*** Information shown

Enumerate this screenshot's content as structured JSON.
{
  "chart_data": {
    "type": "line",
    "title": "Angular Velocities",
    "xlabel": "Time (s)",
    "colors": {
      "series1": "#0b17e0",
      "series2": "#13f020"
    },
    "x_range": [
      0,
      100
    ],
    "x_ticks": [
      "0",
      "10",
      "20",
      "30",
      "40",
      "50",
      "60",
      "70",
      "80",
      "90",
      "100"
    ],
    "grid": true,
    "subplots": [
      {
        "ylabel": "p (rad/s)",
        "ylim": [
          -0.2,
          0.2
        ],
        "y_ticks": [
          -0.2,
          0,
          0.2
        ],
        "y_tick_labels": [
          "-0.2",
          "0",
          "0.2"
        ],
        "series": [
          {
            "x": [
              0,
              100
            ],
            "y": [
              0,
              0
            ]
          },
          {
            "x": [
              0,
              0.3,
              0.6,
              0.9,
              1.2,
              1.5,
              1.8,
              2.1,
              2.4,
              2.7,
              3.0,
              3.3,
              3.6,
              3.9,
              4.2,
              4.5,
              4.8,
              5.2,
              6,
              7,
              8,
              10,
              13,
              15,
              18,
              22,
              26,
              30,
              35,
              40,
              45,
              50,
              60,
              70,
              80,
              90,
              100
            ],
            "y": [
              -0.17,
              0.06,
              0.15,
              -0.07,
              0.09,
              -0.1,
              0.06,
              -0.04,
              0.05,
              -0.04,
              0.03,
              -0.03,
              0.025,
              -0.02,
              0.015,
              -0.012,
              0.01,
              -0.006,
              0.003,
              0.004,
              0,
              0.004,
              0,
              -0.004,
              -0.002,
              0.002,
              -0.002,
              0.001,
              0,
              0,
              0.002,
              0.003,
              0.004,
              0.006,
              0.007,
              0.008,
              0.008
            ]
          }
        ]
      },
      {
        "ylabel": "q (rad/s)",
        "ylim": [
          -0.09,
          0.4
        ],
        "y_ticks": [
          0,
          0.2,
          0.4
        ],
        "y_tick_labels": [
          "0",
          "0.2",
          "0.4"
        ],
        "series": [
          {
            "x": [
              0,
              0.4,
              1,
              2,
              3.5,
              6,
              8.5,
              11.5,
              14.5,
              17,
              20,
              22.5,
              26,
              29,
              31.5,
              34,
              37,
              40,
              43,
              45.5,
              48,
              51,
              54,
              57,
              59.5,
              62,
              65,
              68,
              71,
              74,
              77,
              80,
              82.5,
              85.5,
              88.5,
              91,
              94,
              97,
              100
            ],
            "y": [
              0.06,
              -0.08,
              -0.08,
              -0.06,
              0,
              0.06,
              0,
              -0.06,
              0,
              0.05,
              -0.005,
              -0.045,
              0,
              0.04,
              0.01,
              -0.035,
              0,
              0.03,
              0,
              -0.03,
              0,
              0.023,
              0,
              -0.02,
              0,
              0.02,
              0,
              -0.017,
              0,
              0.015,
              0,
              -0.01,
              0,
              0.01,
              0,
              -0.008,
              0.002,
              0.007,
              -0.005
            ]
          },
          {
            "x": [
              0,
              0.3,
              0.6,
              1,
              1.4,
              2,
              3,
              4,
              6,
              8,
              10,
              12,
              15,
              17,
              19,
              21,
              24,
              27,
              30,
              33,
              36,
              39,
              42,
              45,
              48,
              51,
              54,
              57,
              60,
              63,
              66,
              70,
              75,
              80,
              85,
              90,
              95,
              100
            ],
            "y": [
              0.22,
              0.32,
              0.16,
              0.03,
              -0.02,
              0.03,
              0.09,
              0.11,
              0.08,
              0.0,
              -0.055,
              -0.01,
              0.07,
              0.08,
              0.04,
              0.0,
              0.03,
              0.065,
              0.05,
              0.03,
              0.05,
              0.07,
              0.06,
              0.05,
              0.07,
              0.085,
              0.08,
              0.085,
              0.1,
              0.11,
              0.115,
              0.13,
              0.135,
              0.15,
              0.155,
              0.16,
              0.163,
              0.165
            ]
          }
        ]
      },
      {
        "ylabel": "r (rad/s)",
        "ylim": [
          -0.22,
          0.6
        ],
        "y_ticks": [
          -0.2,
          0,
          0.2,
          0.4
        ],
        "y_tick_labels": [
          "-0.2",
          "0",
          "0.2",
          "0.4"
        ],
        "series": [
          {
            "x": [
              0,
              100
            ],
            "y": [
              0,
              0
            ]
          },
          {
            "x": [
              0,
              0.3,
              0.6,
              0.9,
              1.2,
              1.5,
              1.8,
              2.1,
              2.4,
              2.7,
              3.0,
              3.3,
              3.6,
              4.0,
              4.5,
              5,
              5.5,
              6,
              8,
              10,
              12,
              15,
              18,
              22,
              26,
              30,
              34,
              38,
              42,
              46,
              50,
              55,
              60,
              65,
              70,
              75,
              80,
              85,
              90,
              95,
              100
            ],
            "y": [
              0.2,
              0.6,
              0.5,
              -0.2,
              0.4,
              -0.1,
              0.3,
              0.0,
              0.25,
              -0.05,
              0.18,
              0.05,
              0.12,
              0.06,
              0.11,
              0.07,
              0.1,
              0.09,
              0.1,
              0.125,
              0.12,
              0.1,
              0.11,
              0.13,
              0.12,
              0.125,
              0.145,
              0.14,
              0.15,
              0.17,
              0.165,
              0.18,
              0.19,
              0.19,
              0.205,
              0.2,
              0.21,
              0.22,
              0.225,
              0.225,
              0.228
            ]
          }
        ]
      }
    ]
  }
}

******

## Description of the task
Write out the full listing, keeping every line exactly as it is.

## Exercise answer
Enumerate this screenshot's content as structured JSON.
{
  "chart_data": {
    "type": "line",
    "title": "Angular Velocities",
    "xlabel": "Time (s)",
    "colors": {
      "series1": "#0b17e0",
      "series2": "#13f020"
    },
    "x_range": [
      0,
      100
    ],
    "x_ticks": [
      "0",
      "10",
      "20",
      "30",
      "40",
      "50",
      "60",
      "70",
      "80",
      "90",
      "100"
    ],
    "grid": true,
    "subplots": [
      {
        "ylabel": "p (rad/s)",
        "ylim": [
          -0.2,
          0.2
        ],
        "y_ticks": [
          -0.2,
          0,
          0.2
        ],
        "y_tick_labels": [
          "-0.2",
          "0",
          "0.2"
        ],
        "series": [
          {
            "x": [
              0,
              100
            ],
            "y": [
              0,
              0
            ]
          },
          {
            "x": [
              0,
              0.3,
              0.6,
              0.9,
              1.2,
              1.5,
              1.8,
              2.1,
              2.4,
              2.7,
              3.0,
              3.3,
              3.6,
              3.9,
              4.2,
              4.5,
              4.8,
              5.2,
              6,
              7,
              8,
              10,
              13,
              15,
              18,
              22,
              26,
              30,
              35,
              40,
              45,
              50,
              60,
              70,
              80,
              90,
              100
            ],
            "y": [
              -0.17,
              0.06,
              0.15,
              -0.07,
              0.09,
              -0.1,
              0.06,
              -0.04,
              0.05,
              -0.04,
              0.03,
              -0.03,
              0.025,
              -0.02,
              0.015,
              -0.012,
              0.01,
              -0.006,
              0.003,
              0.004,
              0,
              0.004,
              0,
              -0.004,
              -0.002,
              0.002,
              -0.002,
              0.001,
              0,
              0,
              0.002,
              0.003,
              0.004,
              0.006,
              0.007,
              0.008,
              0.008
            ]
          }
        ]
      },
      {
        "ylabel": "q (rad/s)",
        "ylim": [
          -0.09,
          0.4
        ],
        "y_ticks": [
          0,
          0.2,
          0.4
        ],
        "y_tick_labels": [
          "0",
          "0.2",
          "0.4"
        ],
        "series": [
          {
            "x": [
              0,
              0.4,
              1,
              2,
              3.5,
              6,
              8.5,
              11.5,
              14.5,
              17,
              20,
              22.5,
              26,
              29,
              31.5,
              34,
              37,
              40,
              43,
              45.5,
              48,
              51,
              54,
              57,
              59.5,
              62,
              65,
              68,
              71,
              74,
              77,
              80,
              82.5,
              85.5,
              88.5,
              91,
              94,
              97,
              100
            ],
            "y": [
              0.06,
              -0.08,
              -0.08,
              -0.06,
              0,
              0.06,
              0,
              -0.06,
              0,
              0.05,
              -0.005,
              -0.045,
              0,
              0.04,
              0.01,
              -0.035,
              0,
              0.03,
              0,
              -0.03,
              0,
              0.023,
              0,
              -0.02,
              0,
              0.02,
              0,
              -0.017,
              0,
              0.015,
              0,
              -0.01,
              0,
              0.01,
              0,
              -0.008,
              0.002,
              0.007,
              -0.005
            ]
          },
          {
            "x": [
              0,
              0.3,
              0.6,
              1,
              1.4,
              2,
              3,
              4,
              6,
              8,
              10,
              12,
              15,
              17,
              19,
              21,
              24,
              27,
              30,
              33,
              36,
              39,
              42,
              45,
              48,
              51,
              54,
              57,
              60,
              63,
              66,
              70,
              75,
              80,
              85,
              90,
              95,
              100
            ],
            "y": [
              0.22,
              0.32,
              0.16,
              0.03,
              -0.02,
              0.03,
              0.09,
              0.11,
              0.08,
              0.0,
              -0.055,
              -0.01,
              0.07,
              0.08,
              0.04,
              0.0,
              0.03,
              0.065,
              0.05,
              0.03,
              0.05,
              0.07,
              0.06,
              0.05,
              0.07,
              0.085,
              0.08,
              0.085,
              0.1,
              0.11,
              0.115,
              0.13,
              0.135,
              0.15,
              0.155,
              0.16,
              0.163,
              0.165
            ]
          }
        ]
      },
      {
        "ylabel": "r (rad/s)",
        "ylim": [
          -0.22,
          0.6
        ],
        "y_ticks": [
          -0.2,
          0,
          0.2,
          0.4
        ],
        "y_tick_labels": [
          "-0.2",
          "0",
          "0.2",
          "0.4"
        ],
        "series": [
          {
            "x": [
              0,
              100
            ],
            "y": [
              0,
              0
            ]
          },
          {
            "x": [
              0,
              0.3,
              0.6,
              0.9,
              1.2,
              1.5,
              1.8,
              2.1,
              2.4,
              2.7,
              3.0,
              3.3,
              3.6,
              4.0,
              4.5,
              5,
              5.5,
              6,
              8,
              10,
              12,
              15,
              18,
              22,
              26,
              30,
              34,
              38,
              42,
              46,
              50,
              55,
              60,
              65,
              70,
              75,
              80,
              85,
              90,
              95,
              100
            ],
            "y": [
              0.2,
              0.6,
              0.5,
              -0.2,
              0.4,
              -0.1,
              0.3,
              0.0,
              0.25,
              -0.05,
              0.18,
              0.05,
              0.12,
              0.06,
              0.11,
              0.07,
              0.1,
              0.09,
              0.1,
              0.125,
              0.12,
              0.1,
              0.11,
              0.13,
              0.12,
              0.125,
              0.145,
              0.14,
              0.15,
              0.17,
              0.165,
              0.18,
              0.19,
              0.19,
              0.205,
              0.2,
              0.21,
              0.22,
              0.225,
              0.225,
              0.228
            ]
          }
        ]
      }
    ]
  }
}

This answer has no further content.